### STATED PROBLEM
Search the entries below. Return every line that has "DejaVu" in it.

### SOURCE DATA
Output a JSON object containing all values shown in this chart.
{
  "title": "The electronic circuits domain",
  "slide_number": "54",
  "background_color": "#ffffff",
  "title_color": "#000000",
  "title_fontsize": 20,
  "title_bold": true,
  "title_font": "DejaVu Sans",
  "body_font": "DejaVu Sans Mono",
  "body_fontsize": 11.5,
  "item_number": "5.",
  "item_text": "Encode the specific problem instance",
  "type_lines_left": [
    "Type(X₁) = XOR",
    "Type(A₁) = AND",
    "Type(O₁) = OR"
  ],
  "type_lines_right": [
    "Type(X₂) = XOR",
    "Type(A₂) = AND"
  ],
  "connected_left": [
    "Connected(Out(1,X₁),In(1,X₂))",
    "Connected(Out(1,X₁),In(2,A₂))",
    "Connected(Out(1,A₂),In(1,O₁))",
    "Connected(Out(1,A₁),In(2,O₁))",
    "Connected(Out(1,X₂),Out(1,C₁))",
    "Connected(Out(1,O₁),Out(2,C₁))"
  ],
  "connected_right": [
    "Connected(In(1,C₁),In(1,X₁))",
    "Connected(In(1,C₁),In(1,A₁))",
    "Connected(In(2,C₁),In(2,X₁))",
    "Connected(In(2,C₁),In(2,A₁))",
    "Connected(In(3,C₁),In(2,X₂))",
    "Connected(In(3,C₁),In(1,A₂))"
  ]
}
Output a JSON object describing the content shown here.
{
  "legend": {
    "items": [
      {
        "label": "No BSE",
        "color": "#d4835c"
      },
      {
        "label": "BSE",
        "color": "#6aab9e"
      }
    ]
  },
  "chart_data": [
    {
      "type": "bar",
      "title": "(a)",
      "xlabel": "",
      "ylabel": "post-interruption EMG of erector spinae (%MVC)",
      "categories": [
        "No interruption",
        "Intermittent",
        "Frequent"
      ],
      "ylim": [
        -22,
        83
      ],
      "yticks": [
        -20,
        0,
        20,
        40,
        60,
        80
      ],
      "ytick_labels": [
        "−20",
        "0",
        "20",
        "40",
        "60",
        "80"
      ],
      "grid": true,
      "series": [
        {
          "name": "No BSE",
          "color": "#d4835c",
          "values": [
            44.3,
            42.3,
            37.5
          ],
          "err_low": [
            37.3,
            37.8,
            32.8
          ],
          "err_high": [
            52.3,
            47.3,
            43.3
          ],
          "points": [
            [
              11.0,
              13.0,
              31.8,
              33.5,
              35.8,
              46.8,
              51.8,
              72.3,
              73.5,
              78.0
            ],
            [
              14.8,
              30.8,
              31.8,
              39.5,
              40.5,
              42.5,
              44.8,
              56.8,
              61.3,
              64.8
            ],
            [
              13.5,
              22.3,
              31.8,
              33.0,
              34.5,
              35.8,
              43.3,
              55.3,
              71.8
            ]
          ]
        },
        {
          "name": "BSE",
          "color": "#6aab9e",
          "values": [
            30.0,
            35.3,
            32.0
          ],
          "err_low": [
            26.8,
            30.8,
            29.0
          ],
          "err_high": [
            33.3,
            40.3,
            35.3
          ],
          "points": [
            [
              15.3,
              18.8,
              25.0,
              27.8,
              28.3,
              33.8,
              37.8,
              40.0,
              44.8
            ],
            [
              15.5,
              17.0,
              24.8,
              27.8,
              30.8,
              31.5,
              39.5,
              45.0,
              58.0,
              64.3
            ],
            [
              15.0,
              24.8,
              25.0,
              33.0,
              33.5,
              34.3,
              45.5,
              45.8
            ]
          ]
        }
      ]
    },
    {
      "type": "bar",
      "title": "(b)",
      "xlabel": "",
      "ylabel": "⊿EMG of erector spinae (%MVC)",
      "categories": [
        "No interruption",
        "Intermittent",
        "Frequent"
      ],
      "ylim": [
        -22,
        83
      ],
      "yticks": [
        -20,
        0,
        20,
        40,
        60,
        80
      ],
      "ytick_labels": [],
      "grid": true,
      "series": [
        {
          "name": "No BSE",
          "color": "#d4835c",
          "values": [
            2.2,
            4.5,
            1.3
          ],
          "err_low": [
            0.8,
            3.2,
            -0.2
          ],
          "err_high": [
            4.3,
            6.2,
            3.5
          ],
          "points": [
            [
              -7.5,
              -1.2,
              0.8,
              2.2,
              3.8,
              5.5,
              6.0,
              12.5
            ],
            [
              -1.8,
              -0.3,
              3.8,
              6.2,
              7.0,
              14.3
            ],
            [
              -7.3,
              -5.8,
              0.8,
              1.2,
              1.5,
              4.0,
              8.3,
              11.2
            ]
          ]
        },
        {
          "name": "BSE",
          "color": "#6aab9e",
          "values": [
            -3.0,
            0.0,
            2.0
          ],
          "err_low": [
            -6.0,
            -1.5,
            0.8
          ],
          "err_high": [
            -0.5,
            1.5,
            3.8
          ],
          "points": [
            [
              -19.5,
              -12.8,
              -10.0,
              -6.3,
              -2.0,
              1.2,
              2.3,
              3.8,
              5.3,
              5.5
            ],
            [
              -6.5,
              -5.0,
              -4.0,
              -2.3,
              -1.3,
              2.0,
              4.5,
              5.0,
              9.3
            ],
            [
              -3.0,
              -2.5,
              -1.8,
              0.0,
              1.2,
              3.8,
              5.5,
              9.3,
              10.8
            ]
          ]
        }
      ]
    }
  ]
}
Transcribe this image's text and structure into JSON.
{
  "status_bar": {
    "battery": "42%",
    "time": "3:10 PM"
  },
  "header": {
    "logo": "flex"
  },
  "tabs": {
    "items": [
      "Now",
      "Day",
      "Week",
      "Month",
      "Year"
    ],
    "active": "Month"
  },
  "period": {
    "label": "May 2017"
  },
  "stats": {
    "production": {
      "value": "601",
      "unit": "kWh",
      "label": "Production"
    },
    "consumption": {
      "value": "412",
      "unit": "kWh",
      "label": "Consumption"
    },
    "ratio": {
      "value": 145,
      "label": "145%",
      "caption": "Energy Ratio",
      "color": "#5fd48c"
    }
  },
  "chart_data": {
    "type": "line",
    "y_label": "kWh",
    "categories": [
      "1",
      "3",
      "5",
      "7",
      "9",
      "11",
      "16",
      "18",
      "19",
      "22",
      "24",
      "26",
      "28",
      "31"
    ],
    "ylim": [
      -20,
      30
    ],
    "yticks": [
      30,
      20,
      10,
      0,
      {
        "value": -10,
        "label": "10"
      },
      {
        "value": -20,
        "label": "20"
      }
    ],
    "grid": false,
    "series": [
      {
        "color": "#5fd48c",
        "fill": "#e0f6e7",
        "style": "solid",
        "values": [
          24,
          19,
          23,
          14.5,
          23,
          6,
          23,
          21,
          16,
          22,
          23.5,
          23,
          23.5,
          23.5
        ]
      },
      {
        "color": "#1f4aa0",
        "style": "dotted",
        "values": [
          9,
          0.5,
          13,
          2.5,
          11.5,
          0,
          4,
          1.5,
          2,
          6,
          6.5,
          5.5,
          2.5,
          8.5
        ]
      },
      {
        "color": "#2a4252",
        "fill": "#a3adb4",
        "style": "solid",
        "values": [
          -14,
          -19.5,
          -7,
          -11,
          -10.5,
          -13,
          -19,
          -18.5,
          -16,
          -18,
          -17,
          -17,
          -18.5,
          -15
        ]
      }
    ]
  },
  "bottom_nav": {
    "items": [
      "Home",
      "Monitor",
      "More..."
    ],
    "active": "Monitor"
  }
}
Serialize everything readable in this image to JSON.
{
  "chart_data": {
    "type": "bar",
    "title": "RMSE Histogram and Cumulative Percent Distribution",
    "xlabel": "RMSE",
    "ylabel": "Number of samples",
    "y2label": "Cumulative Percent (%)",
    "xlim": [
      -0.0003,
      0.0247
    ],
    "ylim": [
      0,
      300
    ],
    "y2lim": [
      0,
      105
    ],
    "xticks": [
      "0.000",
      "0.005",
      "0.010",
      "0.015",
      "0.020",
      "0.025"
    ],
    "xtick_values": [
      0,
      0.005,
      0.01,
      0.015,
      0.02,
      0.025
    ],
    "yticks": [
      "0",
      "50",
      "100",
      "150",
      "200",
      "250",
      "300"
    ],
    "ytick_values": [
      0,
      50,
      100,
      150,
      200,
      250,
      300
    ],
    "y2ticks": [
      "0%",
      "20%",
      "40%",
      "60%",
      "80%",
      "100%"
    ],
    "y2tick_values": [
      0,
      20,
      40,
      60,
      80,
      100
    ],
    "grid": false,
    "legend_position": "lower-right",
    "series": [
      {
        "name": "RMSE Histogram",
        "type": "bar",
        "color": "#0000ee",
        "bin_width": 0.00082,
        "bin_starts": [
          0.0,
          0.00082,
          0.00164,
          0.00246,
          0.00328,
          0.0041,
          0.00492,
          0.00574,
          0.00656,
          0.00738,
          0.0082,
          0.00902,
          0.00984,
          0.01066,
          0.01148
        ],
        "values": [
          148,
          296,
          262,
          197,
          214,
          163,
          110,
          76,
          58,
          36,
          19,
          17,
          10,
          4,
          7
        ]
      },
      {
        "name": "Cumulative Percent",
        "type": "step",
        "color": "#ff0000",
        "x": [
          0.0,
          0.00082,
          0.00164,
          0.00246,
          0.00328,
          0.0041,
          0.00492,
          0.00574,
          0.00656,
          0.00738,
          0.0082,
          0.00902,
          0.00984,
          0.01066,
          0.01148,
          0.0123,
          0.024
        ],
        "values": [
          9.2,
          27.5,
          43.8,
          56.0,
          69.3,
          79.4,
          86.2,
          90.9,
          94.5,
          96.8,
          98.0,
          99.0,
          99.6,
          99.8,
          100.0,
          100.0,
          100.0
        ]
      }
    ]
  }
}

### ANSWER TO THIS PROBLEM
  "title_font": "DejaVu Sans",
  "body_font": "DejaVu Sans Mono",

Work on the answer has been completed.